### RAW RECORDS
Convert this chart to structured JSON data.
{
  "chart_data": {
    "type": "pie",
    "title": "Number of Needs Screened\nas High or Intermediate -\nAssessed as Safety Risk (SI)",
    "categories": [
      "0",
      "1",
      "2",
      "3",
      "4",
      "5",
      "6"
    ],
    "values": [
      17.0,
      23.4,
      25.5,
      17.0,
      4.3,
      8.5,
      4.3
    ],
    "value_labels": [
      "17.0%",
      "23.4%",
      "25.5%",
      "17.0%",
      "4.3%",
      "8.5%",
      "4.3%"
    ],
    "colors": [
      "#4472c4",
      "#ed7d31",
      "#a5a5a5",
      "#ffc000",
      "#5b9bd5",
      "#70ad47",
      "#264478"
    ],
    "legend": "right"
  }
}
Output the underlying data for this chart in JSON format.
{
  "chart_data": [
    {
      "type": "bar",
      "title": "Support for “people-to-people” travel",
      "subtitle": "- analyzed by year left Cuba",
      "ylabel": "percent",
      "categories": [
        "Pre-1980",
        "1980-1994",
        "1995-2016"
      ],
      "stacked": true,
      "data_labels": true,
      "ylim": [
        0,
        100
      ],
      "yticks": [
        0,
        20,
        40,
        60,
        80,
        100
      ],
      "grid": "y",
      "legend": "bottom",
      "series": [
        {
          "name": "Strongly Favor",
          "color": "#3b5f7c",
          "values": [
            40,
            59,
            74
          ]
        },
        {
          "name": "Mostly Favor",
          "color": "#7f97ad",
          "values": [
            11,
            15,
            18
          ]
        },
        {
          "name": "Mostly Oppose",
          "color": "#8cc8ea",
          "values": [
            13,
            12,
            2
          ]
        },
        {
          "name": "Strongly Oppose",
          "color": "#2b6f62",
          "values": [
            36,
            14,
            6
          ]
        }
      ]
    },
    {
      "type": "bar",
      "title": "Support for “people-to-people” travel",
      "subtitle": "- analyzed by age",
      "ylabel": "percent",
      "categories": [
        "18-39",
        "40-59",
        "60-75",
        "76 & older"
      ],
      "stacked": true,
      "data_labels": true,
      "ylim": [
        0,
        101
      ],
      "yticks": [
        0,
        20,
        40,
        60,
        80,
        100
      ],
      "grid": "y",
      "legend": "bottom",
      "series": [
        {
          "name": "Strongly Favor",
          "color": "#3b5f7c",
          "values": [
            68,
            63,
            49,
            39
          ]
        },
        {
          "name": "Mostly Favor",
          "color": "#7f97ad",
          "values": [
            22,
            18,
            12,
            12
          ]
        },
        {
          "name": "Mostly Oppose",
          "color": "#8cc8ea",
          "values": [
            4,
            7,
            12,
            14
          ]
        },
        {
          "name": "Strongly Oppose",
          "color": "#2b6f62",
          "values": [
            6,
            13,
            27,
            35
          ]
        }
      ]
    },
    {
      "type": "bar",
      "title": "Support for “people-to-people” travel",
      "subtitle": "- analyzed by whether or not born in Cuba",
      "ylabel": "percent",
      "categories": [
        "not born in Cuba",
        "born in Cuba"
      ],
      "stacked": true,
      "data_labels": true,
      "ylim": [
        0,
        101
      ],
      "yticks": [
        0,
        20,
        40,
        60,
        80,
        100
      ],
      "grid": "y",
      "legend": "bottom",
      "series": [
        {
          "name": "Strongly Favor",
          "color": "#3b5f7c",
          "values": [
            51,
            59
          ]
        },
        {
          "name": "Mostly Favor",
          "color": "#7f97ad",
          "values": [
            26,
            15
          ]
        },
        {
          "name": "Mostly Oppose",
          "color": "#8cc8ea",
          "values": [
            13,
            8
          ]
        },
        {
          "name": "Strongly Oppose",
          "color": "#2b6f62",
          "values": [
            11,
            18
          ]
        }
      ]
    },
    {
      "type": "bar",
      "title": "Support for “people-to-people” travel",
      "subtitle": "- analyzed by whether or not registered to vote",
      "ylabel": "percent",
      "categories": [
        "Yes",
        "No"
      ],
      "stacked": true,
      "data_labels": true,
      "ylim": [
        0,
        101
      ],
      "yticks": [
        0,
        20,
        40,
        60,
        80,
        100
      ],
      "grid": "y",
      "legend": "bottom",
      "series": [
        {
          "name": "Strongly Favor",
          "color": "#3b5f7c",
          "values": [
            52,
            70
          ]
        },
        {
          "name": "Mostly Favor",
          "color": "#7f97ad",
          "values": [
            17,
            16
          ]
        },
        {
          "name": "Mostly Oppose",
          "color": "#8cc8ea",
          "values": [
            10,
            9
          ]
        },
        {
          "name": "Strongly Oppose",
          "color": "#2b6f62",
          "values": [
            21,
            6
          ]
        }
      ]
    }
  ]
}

### WRITTEN PROBLEM
Extract all the material, leaving every line as it is.

### FINISHED ANSWER
Convert this chart to structured JSON data.
{
  "chart_data": {
    "type": "pie",
    "title": "Number of Needs Screened\nas High or Intermediate -\nAssessed as Safety Risk (SI)",
    "categories": [
      "0",
      "1",
      "2",
      "3",
      "4",
      "5",
      "6"
    ],
    "values": [
      17.0,
      23.4,
      25.5,
      17.0,
      4.3,
      8.5,
      4.3
    ],
    "value_labels": [
      "17.0%",
      "23.4%",
      "25.5%",
      "17.0%",
      "4.3%",
      "8.5%",
      "4.3%"
    ],
    "colors": [
      "#4472c4",
      "#ed7d31",
      "#a5a5a5",
      "#ffc000",
      "#5b9bd5",
      "#70ad47",
      "#264478"
    ],
    "legend": "right"
  }
}
Output the underlying data for this chart in JSON format.
{
  "chart_data": [
    {
      "type": "bar",
      "title": "Support for “people-to-people” travel",
      "subtitle": "- analyzed by year left Cuba",
      "ylabel": "percent",
      "categories": [
        "Pre-1980",
        "1980-1994",
        "1995-2016"
      ],
      "stacked": true,
      "data_labels": true,
      "ylim": [
        0,
        100
      ],
      "yticks": [
        0,
        20,
        40,
        60,
        80,
        100
      ],
      "grid": "y",
      "legend": "bottom",
      "series": [
        {
          "name": "Strongly Favor",
          "color": "#3b5f7c",
          "values": [
            40,
            59,
            74
          ]
        },
        {
          "name": "Mostly Favor",
          "color": "#7f97ad",
          "values": [
            11,
            15,
            18
          ]
        },
        {
          "name": "Mostly Oppose",
          "color": "#8cc8ea",
          "values": [
            13,
            12,
            2
          ]
        },
        {
          "name": "Strongly Oppose",
          "color": "#2b6f62",
          "values": [
            36,
            14,
            6
          ]
        }
      ]
    },
    {
      "type": "bar",
      "title": "Support for “people-to-people” travel",
      "subtitle": "- analyzed by age",
      "ylabel": "percent",
      "categories": [
        "18-39",
        "40-59",
        "60-75",
        "76 & older"
      ],
      "stacked": true,
      "data_labels": true,
      "ylim": [
        0,
        101
      ],
      "yticks": [
        0,
        20,
        40,
        60,
        80,
        100
      ],
      "grid": "y",
      "legend": "bottom",
      "series": [
        {
          "name": "Strongly Favor",
          "color": "#3b5f7c",
          "values": [
            68,
            63,
            49,
            39
          ]
        },
        {
          "name": "Mostly Favor",
          "color": "#7f97ad",
          "values": [
            22,
            18,
            12,
            12
          ]
        },
        {
          "name": "Mostly Oppose",
          "color": "#8cc8ea",
          "values": [
            4,
            7,
            12,
            14
          ]
        },
        {
          "name": "Strongly Oppose",
          "color": "#2b6f62",
          "values": [
            6,
            13,
            27,
            35
          ]
        }
      ]
    },
    {
      "type": "bar",
      "title": "Support for “people-to-people” travel",
      "subtitle": "- analyzed by whether or not born in Cuba",
      "ylabel": "percent",
      "categories": [
        "not born in Cuba",
        "born in Cuba"
      ],
      "stacked": true,
      "data_labels": true,
      "ylim": [
        0,
        101
      ],
      "yticks": [
        0,
        20,
        40,
        60,
        80,
        100
      ],
      "grid": "y",
      "legend": "bottom",
      "series": [
        {
          "name": "Strongly Favor",
          "color": "#3b5f7c",
          "values": [
            51,
            59
          ]
        },
        {
          "name": "Mostly Favor",
          "color": "#7f97ad",
          "values": [
            26,
            15
          ]
        },
        {
          "name": "Mostly Oppose",
          "color": "#8cc8ea",
          "values": [
            13,
            8
          ]
        },
        {
          "name": "Strongly Oppose",
          "color": "#2b6f62",
          "values": [
            11,
            18
          ]
        }
      ]
    },
    {
      "type": "bar",
      "title": "Support for “people-to-people” travel",
      "subtitle": "- analyzed by whether or not registered to vote",
      "ylabel": "percent",
      "categories": [
        "Yes",
        "No"
      ],
      "stacked": true,
      "data_labels": true,
      "ylim": [
        0,
        101
      ],
      "yticks": [
        0,
        20,
        40,
        60,
        80,
        100
      ],
      "grid": "y",
      "legend": "bottom",
      "series": [
        {
          "name": "Strongly Favor",
          "color": "#3b5f7c",
          "values": [
            52,
            70
          ]
        },
        {
          "name": "Mostly Favor",
          "color": "#7f97ad",
          "values": [
            17,
            16
          ]
        },
        {
          "name": "Mostly Oppose",
          "color": "#8cc8ea",
          "values": [
            10,
            9
          ]
        },
        {
          "name": "Strongly Oppose",
          "color": "#2b6f62",
          "values": [
            21,
            6
          ]
        }
      ]
    }
  ]
}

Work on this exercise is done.